Each entry must appear again exactly as it does in the source.

| Given information |
_ _ _ _ _ _ _

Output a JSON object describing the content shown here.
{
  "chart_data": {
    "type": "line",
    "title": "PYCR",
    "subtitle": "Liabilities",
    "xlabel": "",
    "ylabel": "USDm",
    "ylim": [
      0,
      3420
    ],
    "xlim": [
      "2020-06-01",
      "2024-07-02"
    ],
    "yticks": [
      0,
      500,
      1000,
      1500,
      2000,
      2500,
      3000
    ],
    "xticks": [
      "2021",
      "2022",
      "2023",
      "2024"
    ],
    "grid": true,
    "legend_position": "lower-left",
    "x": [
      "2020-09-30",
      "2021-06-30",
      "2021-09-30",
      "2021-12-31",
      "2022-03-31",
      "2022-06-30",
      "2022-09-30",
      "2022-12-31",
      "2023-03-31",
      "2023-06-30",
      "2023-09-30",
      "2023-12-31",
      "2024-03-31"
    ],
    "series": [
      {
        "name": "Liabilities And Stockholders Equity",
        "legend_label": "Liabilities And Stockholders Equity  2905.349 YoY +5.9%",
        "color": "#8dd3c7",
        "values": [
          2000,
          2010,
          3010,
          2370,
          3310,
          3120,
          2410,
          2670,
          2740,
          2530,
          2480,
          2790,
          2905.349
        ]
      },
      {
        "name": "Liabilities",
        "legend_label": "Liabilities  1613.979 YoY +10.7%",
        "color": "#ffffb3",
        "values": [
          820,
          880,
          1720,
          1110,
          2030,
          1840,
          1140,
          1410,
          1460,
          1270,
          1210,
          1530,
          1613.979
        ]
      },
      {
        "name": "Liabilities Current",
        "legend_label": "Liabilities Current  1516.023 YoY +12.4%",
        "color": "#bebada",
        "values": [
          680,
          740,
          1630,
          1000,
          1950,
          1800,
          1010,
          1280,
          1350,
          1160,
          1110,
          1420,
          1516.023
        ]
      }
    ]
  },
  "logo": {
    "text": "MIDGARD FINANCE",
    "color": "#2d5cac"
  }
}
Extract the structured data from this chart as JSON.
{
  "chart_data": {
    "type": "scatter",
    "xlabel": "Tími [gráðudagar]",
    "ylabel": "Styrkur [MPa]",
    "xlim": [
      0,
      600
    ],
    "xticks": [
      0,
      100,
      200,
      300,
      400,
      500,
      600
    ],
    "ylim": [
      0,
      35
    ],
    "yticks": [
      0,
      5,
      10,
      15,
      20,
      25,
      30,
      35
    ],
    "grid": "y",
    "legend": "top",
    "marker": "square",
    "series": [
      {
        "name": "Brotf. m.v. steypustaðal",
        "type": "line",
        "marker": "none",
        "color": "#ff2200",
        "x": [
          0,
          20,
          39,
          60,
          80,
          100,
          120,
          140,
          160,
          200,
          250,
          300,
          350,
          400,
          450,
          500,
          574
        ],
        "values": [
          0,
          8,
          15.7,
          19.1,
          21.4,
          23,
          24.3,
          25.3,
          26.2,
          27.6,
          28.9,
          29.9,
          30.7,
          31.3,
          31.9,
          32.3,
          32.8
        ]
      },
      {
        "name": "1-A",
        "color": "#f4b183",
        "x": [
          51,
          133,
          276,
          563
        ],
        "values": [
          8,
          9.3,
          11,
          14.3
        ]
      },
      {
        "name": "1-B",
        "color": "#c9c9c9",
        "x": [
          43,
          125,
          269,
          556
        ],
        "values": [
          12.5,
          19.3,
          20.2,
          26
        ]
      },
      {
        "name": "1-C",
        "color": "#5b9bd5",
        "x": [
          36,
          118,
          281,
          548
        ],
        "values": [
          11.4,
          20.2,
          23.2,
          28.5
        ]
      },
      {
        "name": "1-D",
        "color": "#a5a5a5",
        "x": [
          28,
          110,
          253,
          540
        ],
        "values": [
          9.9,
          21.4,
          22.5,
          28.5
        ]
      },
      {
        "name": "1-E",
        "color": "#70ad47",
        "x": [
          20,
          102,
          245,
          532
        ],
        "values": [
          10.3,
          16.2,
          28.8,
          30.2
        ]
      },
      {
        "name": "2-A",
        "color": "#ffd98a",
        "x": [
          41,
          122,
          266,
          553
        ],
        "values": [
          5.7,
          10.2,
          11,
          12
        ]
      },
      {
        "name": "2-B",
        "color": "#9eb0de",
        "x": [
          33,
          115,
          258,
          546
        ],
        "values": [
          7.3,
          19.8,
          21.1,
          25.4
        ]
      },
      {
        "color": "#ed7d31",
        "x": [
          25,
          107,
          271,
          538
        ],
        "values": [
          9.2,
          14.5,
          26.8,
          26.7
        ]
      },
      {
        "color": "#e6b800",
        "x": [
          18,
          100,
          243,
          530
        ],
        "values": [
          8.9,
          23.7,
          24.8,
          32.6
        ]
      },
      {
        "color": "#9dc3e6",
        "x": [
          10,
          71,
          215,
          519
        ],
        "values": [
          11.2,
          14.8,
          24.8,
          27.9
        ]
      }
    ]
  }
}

_ _ _ _ _ _ _

| Answer |
Output a JSON object describing the content shown here.
{
  "chart_data": {
    "type": "line",
    "title": "PYCR",
    "subtitle": "Liabilities",
    "xlabel": "",
    "ylabel": "USDm",
    "ylim": [
      0,
      3420
    ],
    "xlim": [
      "2020-06-01",
      "2024-07-02"
    ],
    "yticks": [
      0,
      500,
      1000,
      1500,
      2000,
      2500,
      3000
    ],
    "xticks": [
      "2021",
      "2022",
      "2023",
      "2024"
    ],
    "grid": true,
    "legend_position": "lower-left",
    "x": [
      "2020-09-30",
      "2021-06-30",
      "2021-09-30",
      "2021-12-31",
      "2022-03-31",
      "2022-06-30",
      "2022-09-30",
      "2022-12-31",
      "2023-03-31",
      "2023-06-30",
      "2023-09-30",
      "2023-12-31",
      "2024-03-31"
    ],
    "series": [
      {
        "name": "Liabilities And Stockholders Equity",
        "legend_label": "Liabilities And Stockholders Equity  2905.349 YoY +5.9%",
        "color": "#8dd3c7",
        "values": [
          2000,
          2010,
          3010,
          2370,
          3310,
          3120,
          2410,
          2670,
          2740,
          2530,
          2480,
          2790,
          2905.349
        ]
      },
      {
        "name": "Liabilities",
        "legend_label": "Liabilities  1613.979 YoY +10.7%",
        "color": "#ffffb3",
        "values": [
          820,
          880,
          1720,
          1110,
          2030,
          1840,
          1140,
          1410,
          1460,
          1270,
          1210,
          1530,
          1613.979
        ]
      },
      {
        "name": "Liabilities Current",
        "legend_label": "Liabilities Current  1516.023 YoY +12.4%",
        "color": "#bebada",
        "values": [
          680,
          740,
          1630,
          1000,
          1950,
          1800,
          1010,
          1280,
          1350,
          1160,
          1110,
          1420,
          1516.023
        ]
      }
    ]
  },
  "logo": {
    "text": "MIDGARD FINANCE",
    "color": "#2d5cac"
  }
}
Extract the structured data from this chart as JSON.
{
  "chart_data": {
    "type": "scatter",
    "xlabel": "Tími [gráðudagar]",
    "ylabel": "Styrkur [MPa]",
    "xlim": [
      0,
      600
    ],
    "xticks": [
      0,
      100,
      200,
      300,
      400,
      500,
      600
    ],
    "ylim": [
      0,
      35
    ],
    "yticks": [
      0,
      5,
      10,
      15,
      20,
      25,
      30,
      35
    ],
    "grid": "y",
    "legend": "top",
    "marker": "square",
    "series": [
      {
        "name": "Brotf. m.v. steypustaðal",
        "type": "line",
        "marker": "none",
        "color": "#ff2200",
        "x": [
          0,
          20,
          39,
          60,
          80,
          100,
          120,
          140,
          160,
          200,
          250,
          300,
          350,
          400,
          450,
          500,
          574
        ],
        "values": [
          0,
          8,
          15.7,
          19.1,
          21.4,
          23,
          24.3,
          25.3,
          26.2,
          27.6,
          28.9,
          29.9,
          30.7,
          31.3,
          31.9,
          32.3,
          32.8
        ]
      },
      {
        "name": "1-A",
        "color": "#f4b183",
        "x": [
          51,
          133,
          276,
          563
        ],
        "values": [
          8,
          9.3,
          11,
          14.3
        ]
      },
      {
        "name": "1-B",
        "color": "#c9c9c9",
        "x": [
          43,
          125,
          269,
          556
        ],
        "values": [
          12.5,
          19.3,
          20.2,
          26
        ]
      },
      {
        "name": "1-C",
        "color": "#5b9bd5",
        "x": [
          36,
          118,
          281,
          548
        ],
        "values": [
          11.4,
          20.2,
          23.2,
          28.5
        ]
      },
      {
        "name": "1-D",
        "color": "#a5a5a5",
        "x": [
          28,
          110,
          253,
          540
        ],
        "values": [
          9.9,
          21.4,
          22.5,
          28.5
        ]
      },
      {
        "name": "1-E",
        "color": "#70ad47",
        "x": [
          20,
          102,
          245,
          532
        ],
        "values": [
          10.3,
          16.2,
          28.8,
          30.2
        ]
      },
      {
        "name": "2-A",
        "color": "#ffd98a",
        "x": [
          41,
          122,
          266,
          553
        ],
        "values": [
          5.7,
          10.2,
          11,
          12
        ]
      },
      {
        "name": "2-B",
        "color": "#9eb0de",
        "x": [
          33,
          115,
          258,
          546
        ],
        "values": [
          7.3,
          19.8,
          21.1,
          25.4
        ]
      },
      {
        "color": "#ed7d31",
        "x": [
          25,
          107,
          271,
          538
        ],
        "values": [
          9.2,
          14.5,
          26.8,
          26.7
        ]
      },
      {
        "color": "#e6b800",
        "x": [
          18,
          100,
          243,
          530
        ],
        "values": [
          8.9,
          23.7,
          24.8,
          32.6
        ]
      },
      {
        "color": "#9dc3e6",
        "x": [
          10,
          71,
          215,
          519
        ],
        "values": [
          11.2,
          14.8,
          24.8,
          27.9
        ]
      }
    ]
  }
}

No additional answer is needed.